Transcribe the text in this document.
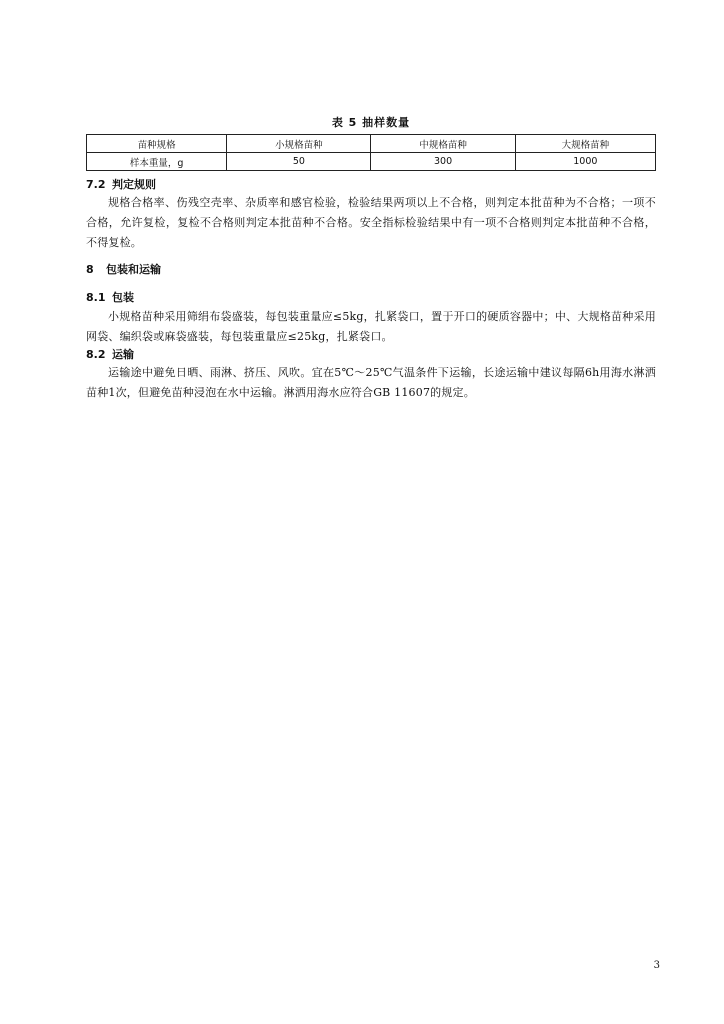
表 5 抽样数量
苗种规格	小规格苗种	中规格苗种	大规格苗种
样本重量，g	50	300	1000
7.2 判定规则
规格合格率、伤残空壳率、杂质率和感官检验，检验结果两项以上不合格，则判定本批苗种为不合格；一项不合格，允许复检，复检不合格则判定本批苗种不合格。安全指标检验结果中有一项不合格则判定本批苗种不合格，不得复检。
8 包装和运输
8.1 包装
小规格苗种采用筛绢布袋盛装，每包装重量应≤5kg，扎紧袋口，置于开口的硬质容器中；中、大规格苗种采用网袋、编织袋或麻袋盛装，每包装重量应≤25kg，扎紧袋口。
8.2 运输
运输途中避免日晒、雨淋、挤压、风吹。宜在5℃～25℃气温条件下运输，长途运输中建议每隔6h用海水淋洒苗种1次，但避免苗种浸泡在水中运输。淋洒用海水应符合GB 11607的规定。
3
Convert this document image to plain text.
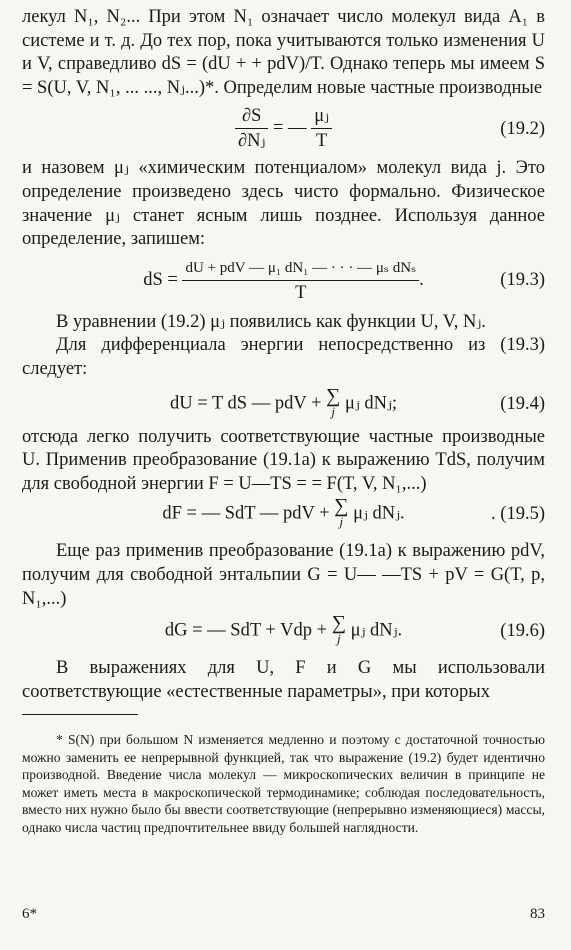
лекул N₁, N₂... При этом N₁ означает число молекул вида A₁ в системе и т. д. До тех пор, пока учитываются только изменения U и V, справедливо dS = (dU + + pdV)/T. Однако теперь мы имеем S = S(U, V, N₁, ... ..., Nⱼ...)*. Определим новые частные производные

$\frac{\partial S}{\text{∂Nⱼ}}$ = — $\frac{\text{μⱼ}}{T}$	(19.2)

и назовем μⱼ «химическим потенциалом» молекул вида j. Это определение произведено здесь чисто формально. Физическое значение μⱼ станет ясным лишь позднее. Используя данное определение, запишем:

dS = $\frac{\text{dU + pdV — μ₁ dN₁ — · · · — μₛ dNₛ}}{T}$ .	(19.3)

В уравнении (19.2) μⱼ появились как функции U, V, Nⱼ.

Для дифференциала энергии непосредственно из (19.3) следует:

dU = T dS — pdV + ∑
j μⱼ dNⱼ;	(19.4)

отсюда легко получить соответствующие частные производные U. Применив преобразование (19.1a) к выражению TdS, получим для свободной энергии F = U—TS = = F(T, V, N₁,...)

dF = — SdT — pdV + ∑
j μⱼ dNⱼ.	. (19.5)

Еще раз применив преобразование (19.1a) к выражению pdV, получим для свободной энтальпии G = U— —TS + pV = G(T, p, N₁,...)

dG = — SdT + Vdp + ∑
j μⱼ dNⱼ.	(19.6)

В выражениях для U, F и G мы использовали соответствующие «естественные параметры», при которых

* S(N) при большом N изменяется медленно и поэтому с достаточной точностью можно заменить ее непрерывной функцией, так что выражение (19.2) будет идентично производной. Введение числа молекул — микроскопических величин в принципе не может иметь места в макроскопической термодинамике; соблюдая последовательность, вместо них нужно было бы ввести соответствующие (непрерывно изменяющиеся) массы, однако числа частиц предпочтительнее ввиду большей наглядности.

6*	83
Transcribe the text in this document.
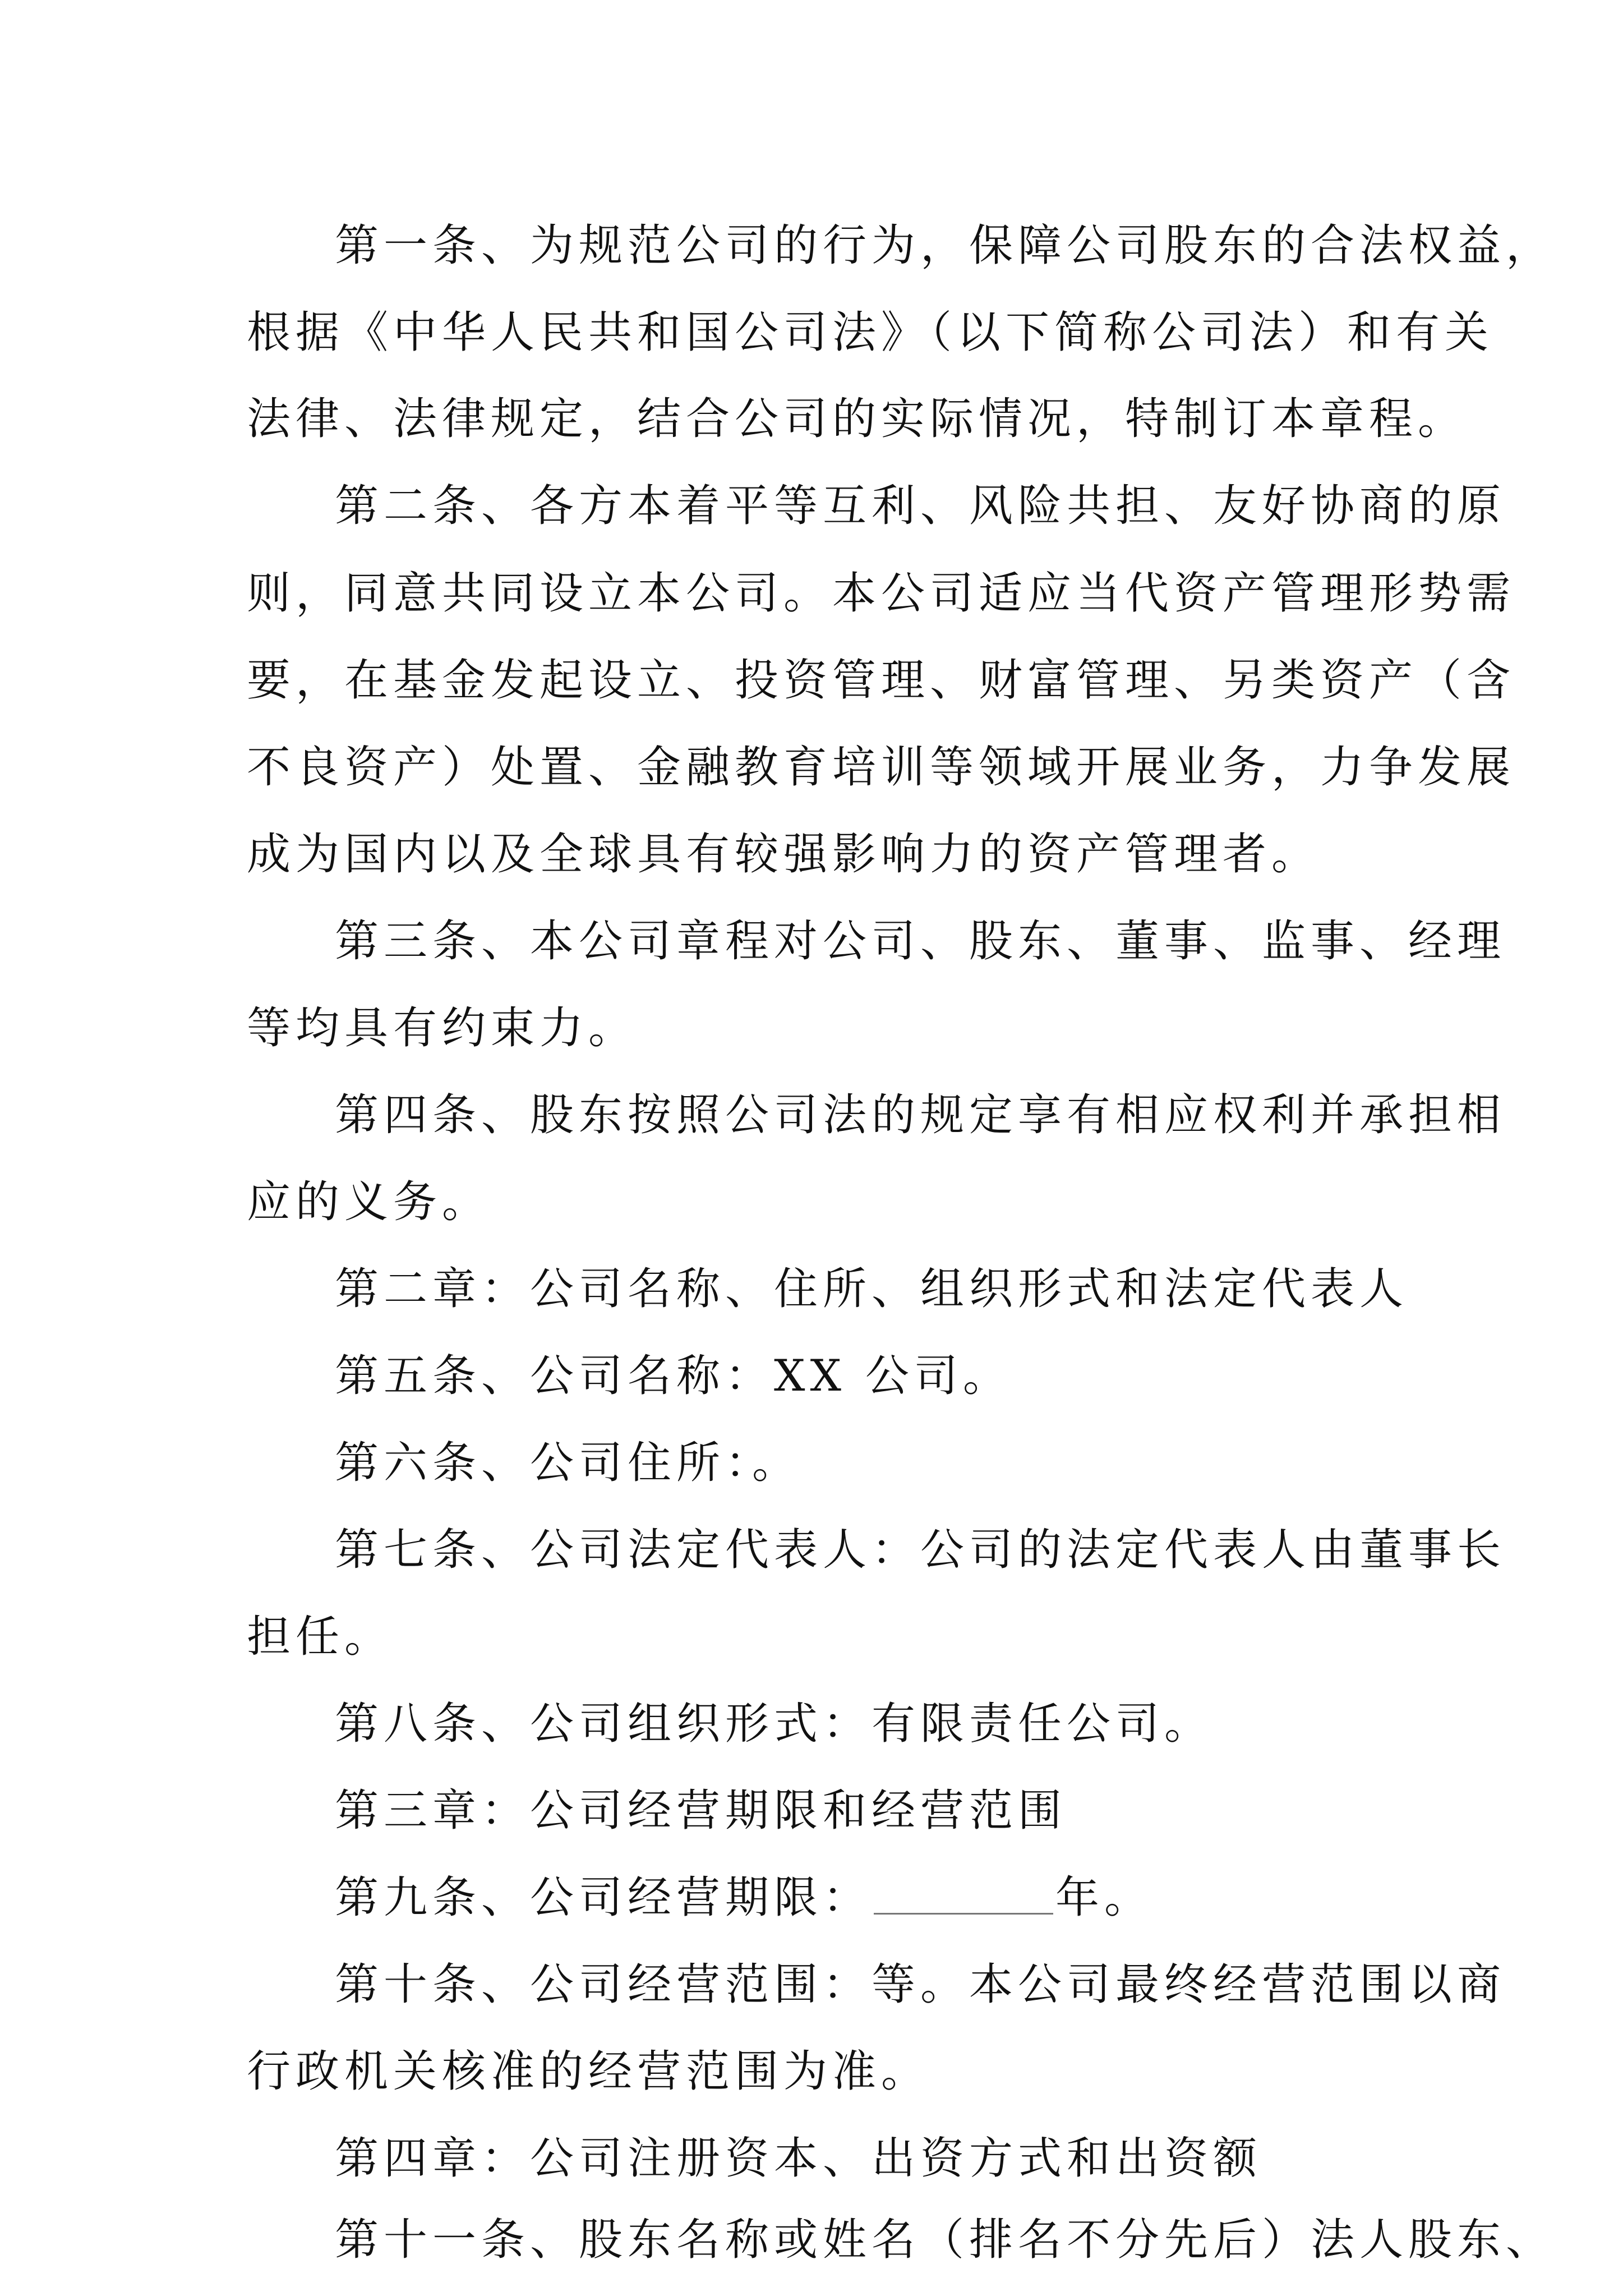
第一条、为规范公司的行为，保障公司股东的合法权益，
根据《中华人民共和国公司法》（以下简称公司法）和有关
法律、法律规定，结合公司的实际情况，特制订本章程。
第二条、各方本着平等互利、风险共担、友好协商的原
则，同意共同设立本公司。本公司适应当代资产管理形势需
要，在基金发起设立、投资管理、财富管理、另类资产（含
不良资产）处置、金融教育培训等领域开展业务，力争发展
成为国内以及全球具有较强影响力的资产管理者。
第三条、本公司章程对公司、股东、董事、监事、经理
等均具有约束力。
第四条、股东按照公司法的规定享有相应权利并承担相
应的义务。
第二章：公司名称、住所、组织形式和法定代表人
第五条、公司名称：XX 公司。
第六条、公司住所：。
第七条、公司法定代表人：公司的法定代表人由董事长
担任。
第八条、公司组织形式：有限责任公司。
第三章：公司经营期限和经营范围
第九条、公司经营期限：	年。
第十条、公司经营范围：等。本公司最终经营范围以商
行政机关核准的经营范围为准。
第四章：公司注册资本、出资方式和出资额
第十一条、股东名称或姓名（排名不分先后）法人股东、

• GOAL: In the entries above, identify every line with the string "frac".

• EXERCISE OUTPUT:
$\frac{\partial S}{\text{∂Nⱼ}}$ = — $\frac{\text{μⱼ}}{T}$	(19.2)
dS = $\frac{\text{dU + pdV — μ₁ dN₁ — · · · — μₛ dNₛ}}{T}$ .	(19.3)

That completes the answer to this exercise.